Track down the lines that contain "date" and copy them.

-- START Raw records --

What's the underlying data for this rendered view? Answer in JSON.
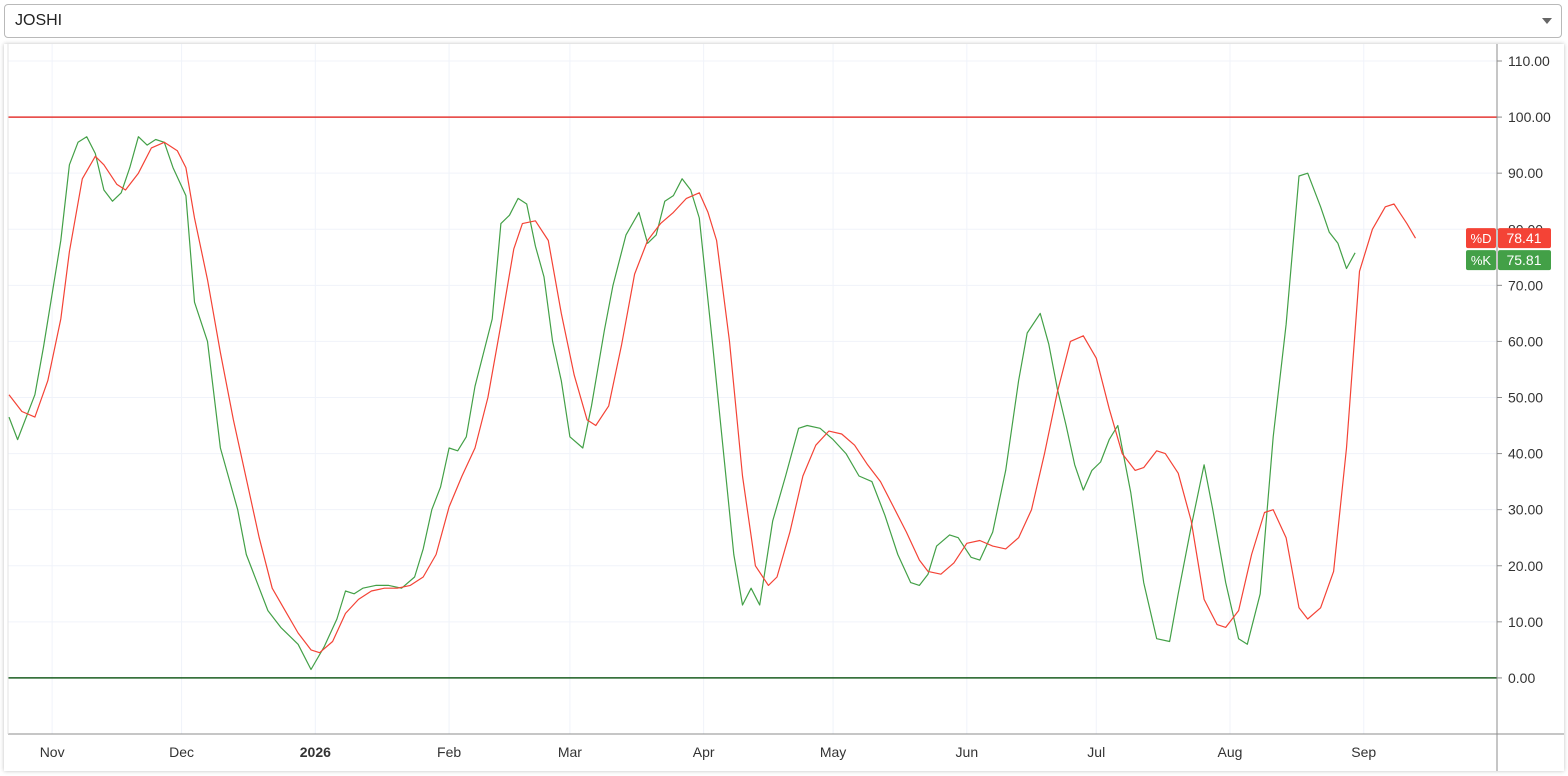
{
  "symbol_selector": {
    "value": "JOSHI"
  },
  "colors": {
    "k_line": "#43a047",
    "d_line": "#f44336",
    "overbought": "#e53935",
    "oversold": "#1b5e20",
    "grid": "#f0f3fa",
    "axis_text": "#333333",
    "border": "#8c8c8c"
  },
  "chart_data": {
    "type": "line",
    "ylim": [
      -10,
      110
    ],
    "yticks": [
      "110.00",
      "100.00",
      "90.00",
      "80.00",
      "70.00",
      "60.00",
      "50.00",
      "40.00",
      "30.00",
      "20.00",
      "10.00",
      "0.00"
    ],
    "x_range": [
      "2025-10-22",
      "2026-09-24"
    ],
    "x_ticks": [
      {
        "label": "Nov",
        "date": "2025-11-01",
        "bold": false
      },
      {
        "label": "Dec",
        "date": "2025-12-01",
        "bold": false
      },
      {
        "label": "2026",
        "date": "2026-01-01",
        "bold": true
      },
      {
        "label": "Feb",
        "date": "2026-02-01",
        "bold": false
      },
      {
        "label": "Mar",
        "date": "2026-03-01",
        "bold": false
      },
      {
        "label": "Apr",
        "date": "2026-04-01",
        "bold": false
      },
      {
        "label": "May",
        "date": "2026-05-01",
        "bold": false
      },
      {
        "label": "Jun",
        "date": "2026-06-01",
        "bold": false
      },
      {
        "label": "Jul",
        "date": "2026-07-01",
        "bold": false
      },
      {
        "label": "Aug",
        "date": "2026-08-01",
        "bold": false
      },
      {
        "label": "Sep",
        "date": "2026-09-01",
        "bold": false
      }
    ],
    "hlines": [
      {
        "value": 100,
        "color_key": "overbought"
      },
      {
        "value": 0,
        "color_key": "oversold"
      }
    ],
    "series": [
      {
        "name": "%K",
        "last_label": "75.81",
        "color_key": "k_line",
        "points": [
          [
            "2025-10-22",
            46.5
          ],
          [
            "2025-10-24",
            42.5
          ],
          [
            "2025-10-28",
            50.5
          ],
          [
            "2025-10-30",
            59.0
          ],
          [
            "2025-11-03",
            78.0
          ],
          [
            "2025-11-05",
            91.5
          ],
          [
            "2025-11-07",
            95.5
          ],
          [
            "2025-11-09",
            96.5
          ],
          [
            "2025-11-11",
            93.5
          ],
          [
            "2025-11-13",
            87.0
          ],
          [
            "2025-11-15",
            85.0
          ],
          [
            "2025-11-17",
            86.5
          ],
          [
            "2025-11-19",
            91.0
          ],
          [
            "2025-11-21",
            96.5
          ],
          [
            "2025-11-23",
            95.0
          ],
          [
            "2025-11-25",
            96.0
          ],
          [
            "2025-11-27",
            95.5
          ],
          [
            "2025-11-29",
            91.0
          ],
          [
            "2025-12-02",
            86.0
          ],
          [
            "2025-12-04",
            67.0
          ],
          [
            "2025-12-07",
            60.0
          ],
          [
            "2025-12-10",
            41.0
          ],
          [
            "2025-12-14",
            30.0
          ],
          [
            "2025-12-16",
            22.0
          ],
          [
            "2025-12-21",
            12.0
          ],
          [
            "2025-12-24",
            9.0
          ],
          [
            "2025-12-28",
            6.0
          ],
          [
            "2025-12-31",
            1.5
          ],
          [
            "2026-01-03",
            5.5
          ],
          [
            "2026-01-06",
            10.5
          ],
          [
            "2026-01-08",
            15.5
          ],
          [
            "2026-01-10",
            15.0
          ],
          [
            "2026-01-12",
            16.0
          ],
          [
            "2026-01-15",
            16.5
          ],
          [
            "2026-01-18",
            16.5
          ],
          [
            "2026-01-21",
            16.0
          ],
          [
            "2026-01-24",
            18.0
          ],
          [
            "2026-01-26",
            23.0
          ],
          [
            "2026-01-28",
            30.0
          ],
          [
            "2026-01-30",
            34.0
          ],
          [
            "2026-02-01",
            41.0
          ],
          [
            "2026-02-03",
            40.5
          ],
          [
            "2026-02-05",
            43.0
          ],
          [
            "2026-02-07",
            52.0
          ],
          [
            "2026-02-11",
            64.0
          ],
          [
            "2026-02-13",
            81.0
          ],
          [
            "2026-02-15",
            82.5
          ],
          [
            "2026-02-17",
            85.5
          ],
          [
            "2026-02-19",
            84.5
          ],
          [
            "2026-02-21",
            77.0
          ],
          [
            "2026-02-23",
            71.5
          ],
          [
            "2026-02-25",
            60.0
          ],
          [
            "2026-02-27",
            53.0
          ],
          [
            "2026-03-01",
            43.0
          ],
          [
            "2026-03-04",
            41.0
          ],
          [
            "2026-03-06",
            48.5
          ],
          [
            "2026-03-09",
            62.0
          ],
          [
            "2026-03-11",
            70.0
          ],
          [
            "2026-03-14",
            79.0
          ],
          [
            "2026-03-17",
            83.0
          ],
          [
            "2026-03-19",
            77.5
          ],
          [
            "2026-03-21",
            79.0
          ],
          [
            "2026-03-23",
            85.0
          ],
          [
            "2026-03-25",
            86.0
          ],
          [
            "2026-03-27",
            89.0
          ],
          [
            "2026-03-29",
            87.0
          ],
          [
            "2026-03-31",
            82.0
          ],
          [
            "2026-04-03",
            60.0
          ],
          [
            "2026-04-08",
            22.0
          ],
          [
            "2026-04-10",
            13.0
          ],
          [
            "2026-04-12",
            16.0
          ],
          [
            "2026-04-14",
            13.0
          ],
          [
            "2026-04-17",
            28.0
          ],
          [
            "2026-04-20",
            36.0
          ],
          [
            "2026-04-23",
            44.5
          ],
          [
            "2026-04-25",
            45.0
          ],
          [
            "2026-04-28",
            44.5
          ],
          [
            "2026-05-01",
            42.5
          ],
          [
            "2026-05-04",
            40.0
          ],
          [
            "2026-05-07",
            36.0
          ],
          [
            "2026-05-10",
            35.0
          ],
          [
            "2026-05-13",
            29.0
          ],
          [
            "2026-05-16",
            22.0
          ],
          [
            "2026-05-19",
            17.0
          ],
          [
            "2026-05-21",
            16.5
          ],
          [
            "2026-05-23",
            18.5
          ],
          [
            "2026-05-25",
            23.5
          ],
          [
            "2026-05-28",
            25.5
          ],
          [
            "2026-05-30",
            25.0
          ],
          [
            "2026-06-02",
            21.5
          ],
          [
            "2026-06-04",
            21.0
          ],
          [
            "2026-06-07",
            26.0
          ],
          [
            "2026-06-10",
            37.0
          ],
          [
            "2026-06-13",
            53.0
          ],
          [
            "2026-06-15",
            61.5
          ],
          [
            "2026-06-18",
            65.0
          ],
          [
            "2026-06-20",
            59.5
          ],
          [
            "2026-06-22",
            51.5
          ],
          [
            "2026-06-24",
            45.0
          ],
          [
            "2026-06-26",
            38.0
          ],
          [
            "2026-06-28",
            33.5
          ],
          [
            "2026-06-30",
            37.0
          ],
          [
            "2026-07-02",
            38.5
          ],
          [
            "2026-07-04",
            42.5
          ],
          [
            "2026-07-06",
            45.0
          ],
          [
            "2026-07-09",
            33.0
          ],
          [
            "2026-07-12",
            17.0
          ],
          [
            "2026-07-15",
            7.0
          ],
          [
            "2026-07-18",
            6.5
          ],
          [
            "2026-07-20",
            15.0
          ],
          [
            "2026-07-23",
            27.0
          ],
          [
            "2026-07-26",
            38.0
          ],
          [
            "2026-07-28",
            30.0
          ],
          [
            "2026-07-31",
            17.0
          ],
          [
            "2026-08-03",
            7.0
          ],
          [
            "2026-08-05",
            6.0
          ],
          [
            "2026-08-08",
            15.0
          ],
          [
            "2026-08-11",
            43.0
          ],
          [
            "2026-08-14",
            63.0
          ],
          [
            "2026-08-17",
            89.5
          ],
          [
            "2026-08-19",
            90.0
          ],
          [
            "2026-08-22",
            84.0
          ],
          [
            "2026-08-24",
            79.5
          ],
          [
            "2026-08-26",
            77.5
          ],
          [
            "2026-08-28",
            73.0
          ],
          [
            "2026-08-30",
            75.8
          ]
        ]
      },
      {
        "name": "%D",
        "last_label": "78.41",
        "color_key": "d_line",
        "points": [
          [
            "2025-10-22",
            50.5
          ],
          [
            "2025-10-25",
            47.5
          ],
          [
            "2025-10-28",
            46.5
          ],
          [
            "2025-10-31",
            53.0
          ],
          [
            "2025-11-03",
            64.0
          ],
          [
            "2025-11-05",
            76.0
          ],
          [
            "2025-11-08",
            89.0
          ],
          [
            "2025-11-11",
            93.0
          ],
          [
            "2025-11-13",
            91.5
          ],
          [
            "2025-11-16",
            88.0
          ],
          [
            "2025-11-18",
            87.0
          ],
          [
            "2025-11-21",
            90.0
          ],
          [
            "2025-11-24",
            94.5
          ],
          [
            "2025-11-27",
            95.5
          ],
          [
            "2025-11-30",
            94.0
          ],
          [
            "2025-12-02",
            91.0
          ],
          [
            "2025-12-04",
            82.0
          ],
          [
            "2025-12-07",
            71.0
          ],
          [
            "2025-12-10",
            58.0
          ],
          [
            "2025-12-13",
            46.0
          ],
          [
            "2025-12-16",
            35.5
          ],
          [
            "2025-12-19",
            25.0
          ],
          [
            "2025-12-22",
            16.0
          ],
          [
            "2025-12-25",
            12.0
          ],
          [
            "2025-12-28",
            8.0
          ],
          [
            "2025-12-31",
            5.0
          ],
          [
            "2026-01-02",
            4.5
          ],
          [
            "2026-01-05",
            6.5
          ],
          [
            "2026-01-08",
            11.5
          ],
          [
            "2026-01-11",
            14.0
          ],
          [
            "2026-01-14",
            15.5
          ],
          [
            "2026-01-17",
            16.0
          ],
          [
            "2026-01-20",
            16.0
          ],
          [
            "2026-01-23",
            16.5
          ],
          [
            "2026-01-26",
            18.0
          ],
          [
            "2026-01-29",
            22.0
          ],
          [
            "2026-02-01",
            30.5
          ],
          [
            "2026-02-04",
            36.0
          ],
          [
            "2026-02-07",
            41.0
          ],
          [
            "2026-02-10",
            50.0
          ],
          [
            "2026-02-13",
            63.0
          ],
          [
            "2026-02-16",
            76.5
          ],
          [
            "2026-02-18",
            81.0
          ],
          [
            "2026-02-21",
            81.5
          ],
          [
            "2026-02-24",
            78.0
          ],
          [
            "2026-02-27",
            65.0
          ],
          [
            "2026-03-02",
            54.0
          ],
          [
            "2026-03-05",
            46.0
          ],
          [
            "2026-03-07",
            45.0
          ],
          [
            "2026-03-10",
            48.5
          ],
          [
            "2026-03-13",
            59.5
          ],
          [
            "2026-03-16",
            72.0
          ],
          [
            "2026-03-19",
            78.0
          ],
          [
            "2026-03-22",
            81.0
          ],
          [
            "2026-03-25",
            83.0
          ],
          [
            "2026-03-28",
            85.5
          ],
          [
            "2026-03-31",
            86.5
          ],
          [
            "2026-04-02",
            83.0
          ],
          [
            "2026-04-04",
            78.0
          ],
          [
            "2026-04-07",
            60.0
          ],
          [
            "2026-04-10",
            36.0
          ],
          [
            "2026-04-13",
            20.0
          ],
          [
            "2026-04-16",
            16.5
          ],
          [
            "2026-04-18",
            18.0
          ],
          [
            "2026-04-21",
            26.0
          ],
          [
            "2026-04-24",
            36.0
          ],
          [
            "2026-04-27",
            41.5
          ],
          [
            "2026-04-30",
            44.0
          ],
          [
            "2026-05-03",
            43.5
          ],
          [
            "2026-05-06",
            41.5
          ],
          [
            "2026-05-09",
            38.0
          ],
          [
            "2026-05-12",
            35.0
          ],
          [
            "2026-05-15",
            30.5
          ],
          [
            "2026-05-18",
            26.0
          ],
          [
            "2026-05-21",
            21.0
          ],
          [
            "2026-05-23",
            19.0
          ],
          [
            "2026-05-26",
            18.5
          ],
          [
            "2026-05-29",
            20.5
          ],
          [
            "2026-06-01",
            24.0
          ],
          [
            "2026-06-04",
            24.5
          ],
          [
            "2026-06-07",
            23.5
          ],
          [
            "2026-06-10",
            23.0
          ],
          [
            "2026-06-13",
            25.0
          ],
          [
            "2026-06-16",
            30.0
          ],
          [
            "2026-06-19",
            40.0
          ],
          [
            "2026-06-22",
            51.0
          ],
          [
            "2026-06-25",
            60.0
          ],
          [
            "2026-06-28",
            61.0
          ],
          [
            "2026-07-01",
            57.0
          ],
          [
            "2026-07-04",
            48.0
          ],
          [
            "2026-07-07",
            40.0
          ],
          [
            "2026-07-10",
            37.0
          ],
          [
            "2026-07-12",
            37.5
          ],
          [
            "2026-07-15",
            40.5
          ],
          [
            "2026-07-17",
            40.0
          ],
          [
            "2026-07-20",
            36.5
          ],
          [
            "2026-07-23",
            28.0
          ],
          [
            "2026-07-26",
            14.0
          ],
          [
            "2026-07-29",
            9.5
          ],
          [
            "2026-07-31",
            9.0
          ],
          [
            "2026-08-03",
            12.0
          ],
          [
            "2026-08-06",
            22.0
          ],
          [
            "2026-08-09",
            29.5
          ],
          [
            "2026-08-11",
            30.0
          ],
          [
            "2026-08-14",
            25.0
          ],
          [
            "2026-08-17",
            12.5
          ],
          [
            "2026-08-19",
            10.5
          ],
          [
            "2026-08-22",
            12.5
          ],
          [
            "2026-08-25",
            19.0
          ],
          [
            "2026-08-28",
            41.0
          ],
          [
            "2026-08-31",
            72.5
          ],
          [
            "2026-09-03",
            80.0
          ],
          [
            "2026-09-06",
            84.0
          ],
          [
            "2026-09-08",
            84.5
          ],
          [
            "2026-09-11",
            81.0
          ],
          [
            "2026-09-13",
            78.4
          ]
        ]
      }
    ]
  }
}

-- END Raw records --

◆ Worked solution:
        "date": "2025-11-01",
        "date": "2025-12-01",
        "date": "2026-01-01",
        "date": "2026-02-01",
        "date": "2026-03-01",
        "date": "2026-04-01",
        "date": "2026-05-01",
        "date": "2026-06-01",
        "date": "2026-07-01",
        "date": "2026-08-01",
        "date": "2026-09-01",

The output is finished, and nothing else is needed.